-- SUPPLIED MATERIAL start --
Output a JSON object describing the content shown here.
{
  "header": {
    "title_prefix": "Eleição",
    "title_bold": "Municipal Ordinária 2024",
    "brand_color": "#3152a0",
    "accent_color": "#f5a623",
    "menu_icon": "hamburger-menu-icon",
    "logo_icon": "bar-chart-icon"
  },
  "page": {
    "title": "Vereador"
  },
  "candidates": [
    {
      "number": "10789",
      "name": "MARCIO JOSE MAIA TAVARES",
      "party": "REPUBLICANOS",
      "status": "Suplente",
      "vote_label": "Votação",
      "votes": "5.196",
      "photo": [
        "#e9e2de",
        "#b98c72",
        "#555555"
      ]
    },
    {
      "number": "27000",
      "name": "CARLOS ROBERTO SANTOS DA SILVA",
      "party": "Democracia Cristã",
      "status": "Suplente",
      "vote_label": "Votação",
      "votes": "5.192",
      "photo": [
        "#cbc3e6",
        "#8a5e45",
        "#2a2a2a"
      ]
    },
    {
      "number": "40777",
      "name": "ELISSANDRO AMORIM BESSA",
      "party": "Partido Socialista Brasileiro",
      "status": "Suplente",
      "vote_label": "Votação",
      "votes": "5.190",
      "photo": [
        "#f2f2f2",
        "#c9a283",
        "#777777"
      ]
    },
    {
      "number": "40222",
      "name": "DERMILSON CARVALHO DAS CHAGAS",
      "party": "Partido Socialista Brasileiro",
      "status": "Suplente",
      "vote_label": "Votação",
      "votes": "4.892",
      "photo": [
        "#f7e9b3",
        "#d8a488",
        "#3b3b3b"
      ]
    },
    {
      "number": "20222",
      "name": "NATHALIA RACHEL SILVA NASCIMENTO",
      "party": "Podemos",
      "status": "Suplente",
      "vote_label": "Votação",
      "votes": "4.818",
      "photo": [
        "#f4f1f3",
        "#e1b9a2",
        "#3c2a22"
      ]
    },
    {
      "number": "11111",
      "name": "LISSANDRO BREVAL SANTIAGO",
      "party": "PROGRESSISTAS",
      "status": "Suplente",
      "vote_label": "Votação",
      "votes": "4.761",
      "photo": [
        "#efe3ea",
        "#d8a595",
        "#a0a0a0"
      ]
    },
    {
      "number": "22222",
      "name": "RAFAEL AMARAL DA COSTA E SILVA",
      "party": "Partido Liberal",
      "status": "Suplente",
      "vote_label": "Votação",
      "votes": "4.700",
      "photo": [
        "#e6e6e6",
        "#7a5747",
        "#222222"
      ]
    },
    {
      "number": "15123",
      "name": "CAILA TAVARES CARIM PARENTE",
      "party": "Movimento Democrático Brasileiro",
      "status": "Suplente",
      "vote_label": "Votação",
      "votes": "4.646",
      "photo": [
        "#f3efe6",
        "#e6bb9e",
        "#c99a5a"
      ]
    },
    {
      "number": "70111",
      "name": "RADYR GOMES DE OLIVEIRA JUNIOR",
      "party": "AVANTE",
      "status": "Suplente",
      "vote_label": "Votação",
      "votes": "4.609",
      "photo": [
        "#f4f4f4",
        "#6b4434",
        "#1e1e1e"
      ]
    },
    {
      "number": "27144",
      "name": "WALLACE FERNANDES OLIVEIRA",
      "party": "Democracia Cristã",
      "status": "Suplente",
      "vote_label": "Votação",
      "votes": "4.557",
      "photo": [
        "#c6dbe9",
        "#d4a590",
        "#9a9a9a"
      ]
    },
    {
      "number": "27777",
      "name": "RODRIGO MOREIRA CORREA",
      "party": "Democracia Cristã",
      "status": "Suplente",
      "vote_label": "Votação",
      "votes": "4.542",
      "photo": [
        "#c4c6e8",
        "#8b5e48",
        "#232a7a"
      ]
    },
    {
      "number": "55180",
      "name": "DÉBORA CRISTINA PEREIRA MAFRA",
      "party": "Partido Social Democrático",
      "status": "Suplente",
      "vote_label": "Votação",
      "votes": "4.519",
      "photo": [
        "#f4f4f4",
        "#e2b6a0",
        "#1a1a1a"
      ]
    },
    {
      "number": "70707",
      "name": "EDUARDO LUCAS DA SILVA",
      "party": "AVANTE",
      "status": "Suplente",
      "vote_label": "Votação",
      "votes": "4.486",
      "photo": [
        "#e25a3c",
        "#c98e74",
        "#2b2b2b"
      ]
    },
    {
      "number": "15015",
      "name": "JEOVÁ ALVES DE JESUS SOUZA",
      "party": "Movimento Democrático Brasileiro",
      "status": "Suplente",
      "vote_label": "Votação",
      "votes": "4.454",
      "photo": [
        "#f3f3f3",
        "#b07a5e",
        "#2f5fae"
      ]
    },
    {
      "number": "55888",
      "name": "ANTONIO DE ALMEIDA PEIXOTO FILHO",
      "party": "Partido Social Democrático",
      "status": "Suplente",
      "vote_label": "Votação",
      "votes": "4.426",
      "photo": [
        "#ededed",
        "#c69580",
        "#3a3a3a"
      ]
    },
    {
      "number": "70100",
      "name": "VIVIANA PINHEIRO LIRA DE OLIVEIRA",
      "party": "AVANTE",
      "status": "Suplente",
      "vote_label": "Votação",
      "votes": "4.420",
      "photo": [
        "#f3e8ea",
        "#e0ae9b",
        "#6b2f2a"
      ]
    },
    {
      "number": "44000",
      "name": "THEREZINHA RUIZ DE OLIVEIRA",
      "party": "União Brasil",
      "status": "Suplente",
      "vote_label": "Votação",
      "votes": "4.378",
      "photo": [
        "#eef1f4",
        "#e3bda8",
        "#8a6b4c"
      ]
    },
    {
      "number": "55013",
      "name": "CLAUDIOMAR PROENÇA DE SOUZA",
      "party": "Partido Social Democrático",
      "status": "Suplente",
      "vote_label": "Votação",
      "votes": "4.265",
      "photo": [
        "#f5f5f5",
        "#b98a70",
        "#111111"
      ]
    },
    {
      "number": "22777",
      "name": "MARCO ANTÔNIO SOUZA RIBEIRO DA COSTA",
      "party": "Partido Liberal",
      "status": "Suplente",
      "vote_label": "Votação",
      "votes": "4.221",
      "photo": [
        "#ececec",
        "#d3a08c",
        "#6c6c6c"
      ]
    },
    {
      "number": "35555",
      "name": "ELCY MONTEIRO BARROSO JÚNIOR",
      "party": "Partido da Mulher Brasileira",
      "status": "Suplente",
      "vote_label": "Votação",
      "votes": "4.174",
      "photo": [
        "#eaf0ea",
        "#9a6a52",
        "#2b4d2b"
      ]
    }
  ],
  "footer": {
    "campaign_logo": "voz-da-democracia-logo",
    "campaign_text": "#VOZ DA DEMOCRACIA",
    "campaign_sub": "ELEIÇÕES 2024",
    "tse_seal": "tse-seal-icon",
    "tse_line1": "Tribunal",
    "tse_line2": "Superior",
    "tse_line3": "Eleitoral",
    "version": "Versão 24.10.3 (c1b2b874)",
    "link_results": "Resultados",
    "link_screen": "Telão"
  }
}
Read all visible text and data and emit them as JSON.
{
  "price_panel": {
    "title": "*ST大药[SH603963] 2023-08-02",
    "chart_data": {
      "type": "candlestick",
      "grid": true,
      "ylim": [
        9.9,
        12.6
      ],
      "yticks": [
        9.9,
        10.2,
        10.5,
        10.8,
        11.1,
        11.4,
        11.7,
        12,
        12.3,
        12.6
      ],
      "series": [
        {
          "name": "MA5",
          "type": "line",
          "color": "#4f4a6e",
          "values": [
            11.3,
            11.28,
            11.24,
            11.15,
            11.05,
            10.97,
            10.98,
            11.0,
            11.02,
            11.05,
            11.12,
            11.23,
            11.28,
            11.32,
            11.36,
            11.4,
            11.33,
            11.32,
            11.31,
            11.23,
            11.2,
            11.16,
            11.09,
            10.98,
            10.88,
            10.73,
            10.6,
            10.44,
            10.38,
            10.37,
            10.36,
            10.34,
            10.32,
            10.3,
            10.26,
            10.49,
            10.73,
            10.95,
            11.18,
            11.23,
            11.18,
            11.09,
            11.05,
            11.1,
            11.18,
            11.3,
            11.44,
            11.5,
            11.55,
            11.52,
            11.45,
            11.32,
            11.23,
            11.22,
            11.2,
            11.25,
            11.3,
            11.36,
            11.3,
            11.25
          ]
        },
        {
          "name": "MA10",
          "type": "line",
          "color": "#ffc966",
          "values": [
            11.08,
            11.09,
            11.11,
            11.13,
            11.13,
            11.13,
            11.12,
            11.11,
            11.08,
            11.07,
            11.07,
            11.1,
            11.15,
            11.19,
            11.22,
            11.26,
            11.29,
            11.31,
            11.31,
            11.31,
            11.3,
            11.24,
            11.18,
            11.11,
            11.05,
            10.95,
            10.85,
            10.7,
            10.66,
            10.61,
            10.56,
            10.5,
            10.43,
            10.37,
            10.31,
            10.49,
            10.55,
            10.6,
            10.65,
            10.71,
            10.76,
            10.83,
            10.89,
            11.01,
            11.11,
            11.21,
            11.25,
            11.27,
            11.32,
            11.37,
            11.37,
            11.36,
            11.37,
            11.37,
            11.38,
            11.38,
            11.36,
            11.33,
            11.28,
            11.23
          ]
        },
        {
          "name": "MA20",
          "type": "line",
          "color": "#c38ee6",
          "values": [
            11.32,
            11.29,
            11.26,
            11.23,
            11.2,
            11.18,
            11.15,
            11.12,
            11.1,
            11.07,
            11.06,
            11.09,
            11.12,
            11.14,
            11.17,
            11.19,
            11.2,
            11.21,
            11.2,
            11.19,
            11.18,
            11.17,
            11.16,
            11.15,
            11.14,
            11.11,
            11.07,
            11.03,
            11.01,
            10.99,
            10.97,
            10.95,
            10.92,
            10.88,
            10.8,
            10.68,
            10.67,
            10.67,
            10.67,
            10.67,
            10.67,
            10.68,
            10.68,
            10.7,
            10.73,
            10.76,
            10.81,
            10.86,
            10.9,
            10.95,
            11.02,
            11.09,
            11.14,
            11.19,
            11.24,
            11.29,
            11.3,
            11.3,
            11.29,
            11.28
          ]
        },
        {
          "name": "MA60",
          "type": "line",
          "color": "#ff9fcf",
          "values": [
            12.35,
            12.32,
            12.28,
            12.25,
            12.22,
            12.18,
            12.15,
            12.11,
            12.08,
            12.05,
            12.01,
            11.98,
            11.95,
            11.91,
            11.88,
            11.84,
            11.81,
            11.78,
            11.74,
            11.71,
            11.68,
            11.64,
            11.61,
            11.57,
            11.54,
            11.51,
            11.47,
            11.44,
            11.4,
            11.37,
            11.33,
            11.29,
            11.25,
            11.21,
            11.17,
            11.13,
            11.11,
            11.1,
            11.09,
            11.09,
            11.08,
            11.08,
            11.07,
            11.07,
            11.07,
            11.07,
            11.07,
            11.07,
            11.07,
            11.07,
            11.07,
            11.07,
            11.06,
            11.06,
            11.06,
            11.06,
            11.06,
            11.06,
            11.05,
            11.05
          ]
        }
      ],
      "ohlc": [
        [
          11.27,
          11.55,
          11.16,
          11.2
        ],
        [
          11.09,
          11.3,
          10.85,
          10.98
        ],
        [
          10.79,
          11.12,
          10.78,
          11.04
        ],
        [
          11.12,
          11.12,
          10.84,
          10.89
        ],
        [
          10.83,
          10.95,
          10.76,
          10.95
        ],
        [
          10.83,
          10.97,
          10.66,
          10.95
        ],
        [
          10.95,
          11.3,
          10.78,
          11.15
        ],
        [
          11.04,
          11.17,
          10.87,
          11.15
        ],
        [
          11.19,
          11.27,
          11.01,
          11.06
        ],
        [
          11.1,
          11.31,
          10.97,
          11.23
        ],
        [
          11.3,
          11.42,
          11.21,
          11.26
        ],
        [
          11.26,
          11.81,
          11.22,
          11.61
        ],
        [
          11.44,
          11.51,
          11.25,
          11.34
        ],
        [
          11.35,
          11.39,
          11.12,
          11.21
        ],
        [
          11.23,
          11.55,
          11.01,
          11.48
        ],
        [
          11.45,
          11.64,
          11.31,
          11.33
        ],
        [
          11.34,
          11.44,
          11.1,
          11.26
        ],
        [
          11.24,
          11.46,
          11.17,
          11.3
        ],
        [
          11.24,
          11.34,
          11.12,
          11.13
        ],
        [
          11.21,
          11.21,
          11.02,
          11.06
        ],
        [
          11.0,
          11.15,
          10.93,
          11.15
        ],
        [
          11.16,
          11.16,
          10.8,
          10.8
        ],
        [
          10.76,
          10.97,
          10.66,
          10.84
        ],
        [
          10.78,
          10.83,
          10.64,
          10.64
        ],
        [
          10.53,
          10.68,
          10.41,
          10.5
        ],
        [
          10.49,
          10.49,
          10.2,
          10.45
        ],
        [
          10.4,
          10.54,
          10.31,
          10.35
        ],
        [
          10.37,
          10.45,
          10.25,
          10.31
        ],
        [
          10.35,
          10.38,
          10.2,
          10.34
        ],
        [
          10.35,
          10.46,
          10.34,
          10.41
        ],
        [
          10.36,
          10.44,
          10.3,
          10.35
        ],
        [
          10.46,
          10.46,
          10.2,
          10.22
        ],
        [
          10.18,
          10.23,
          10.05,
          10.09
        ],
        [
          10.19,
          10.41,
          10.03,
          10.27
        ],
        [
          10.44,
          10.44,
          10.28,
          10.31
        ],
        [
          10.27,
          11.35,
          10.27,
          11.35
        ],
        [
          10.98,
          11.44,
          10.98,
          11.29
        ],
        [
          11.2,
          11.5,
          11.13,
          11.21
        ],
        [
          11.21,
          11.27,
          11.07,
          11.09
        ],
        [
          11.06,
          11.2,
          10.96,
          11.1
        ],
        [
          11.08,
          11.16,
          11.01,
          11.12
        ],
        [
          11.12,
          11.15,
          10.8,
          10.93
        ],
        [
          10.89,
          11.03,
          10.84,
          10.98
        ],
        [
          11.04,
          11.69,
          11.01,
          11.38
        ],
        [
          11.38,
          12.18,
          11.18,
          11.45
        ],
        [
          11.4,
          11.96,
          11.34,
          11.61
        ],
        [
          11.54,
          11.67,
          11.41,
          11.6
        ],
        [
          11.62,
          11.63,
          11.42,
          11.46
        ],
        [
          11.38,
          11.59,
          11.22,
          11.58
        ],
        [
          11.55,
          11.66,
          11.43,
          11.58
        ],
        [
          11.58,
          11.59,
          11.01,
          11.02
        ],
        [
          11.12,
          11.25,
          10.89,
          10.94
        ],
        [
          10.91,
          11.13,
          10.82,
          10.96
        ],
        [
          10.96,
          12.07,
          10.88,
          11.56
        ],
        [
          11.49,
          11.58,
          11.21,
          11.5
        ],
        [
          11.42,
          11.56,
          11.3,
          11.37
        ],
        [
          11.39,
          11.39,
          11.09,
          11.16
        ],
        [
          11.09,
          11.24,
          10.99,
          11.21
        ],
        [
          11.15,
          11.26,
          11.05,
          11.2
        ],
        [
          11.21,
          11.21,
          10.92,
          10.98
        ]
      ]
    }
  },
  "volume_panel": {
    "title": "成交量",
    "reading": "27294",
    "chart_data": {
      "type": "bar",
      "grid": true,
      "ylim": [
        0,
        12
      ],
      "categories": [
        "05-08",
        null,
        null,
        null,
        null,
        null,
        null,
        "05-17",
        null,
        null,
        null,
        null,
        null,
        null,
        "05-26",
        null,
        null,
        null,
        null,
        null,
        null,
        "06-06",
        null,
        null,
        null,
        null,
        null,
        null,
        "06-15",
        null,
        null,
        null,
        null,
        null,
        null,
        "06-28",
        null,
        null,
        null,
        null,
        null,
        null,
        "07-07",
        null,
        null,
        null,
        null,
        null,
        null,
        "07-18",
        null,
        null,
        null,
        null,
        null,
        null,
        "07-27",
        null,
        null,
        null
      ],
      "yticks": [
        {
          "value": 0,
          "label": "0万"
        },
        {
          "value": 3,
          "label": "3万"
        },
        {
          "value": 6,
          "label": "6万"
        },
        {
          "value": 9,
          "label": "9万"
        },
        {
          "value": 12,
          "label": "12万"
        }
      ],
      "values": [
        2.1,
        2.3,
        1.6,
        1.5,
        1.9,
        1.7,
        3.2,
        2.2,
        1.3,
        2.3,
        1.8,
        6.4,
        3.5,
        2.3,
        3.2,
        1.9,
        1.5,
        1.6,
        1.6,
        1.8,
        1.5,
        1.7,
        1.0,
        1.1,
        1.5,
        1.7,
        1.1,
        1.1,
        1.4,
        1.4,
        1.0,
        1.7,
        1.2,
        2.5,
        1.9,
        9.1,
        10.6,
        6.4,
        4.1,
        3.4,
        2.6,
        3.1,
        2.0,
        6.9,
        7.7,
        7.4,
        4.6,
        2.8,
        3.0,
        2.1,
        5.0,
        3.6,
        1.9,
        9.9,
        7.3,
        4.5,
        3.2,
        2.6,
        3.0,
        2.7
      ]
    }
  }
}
-- SUPPLIED MATERIAL end --
TASK: Tally the lines in this data that hold the word "COSTA" and state only the count.

RESPONSE: 2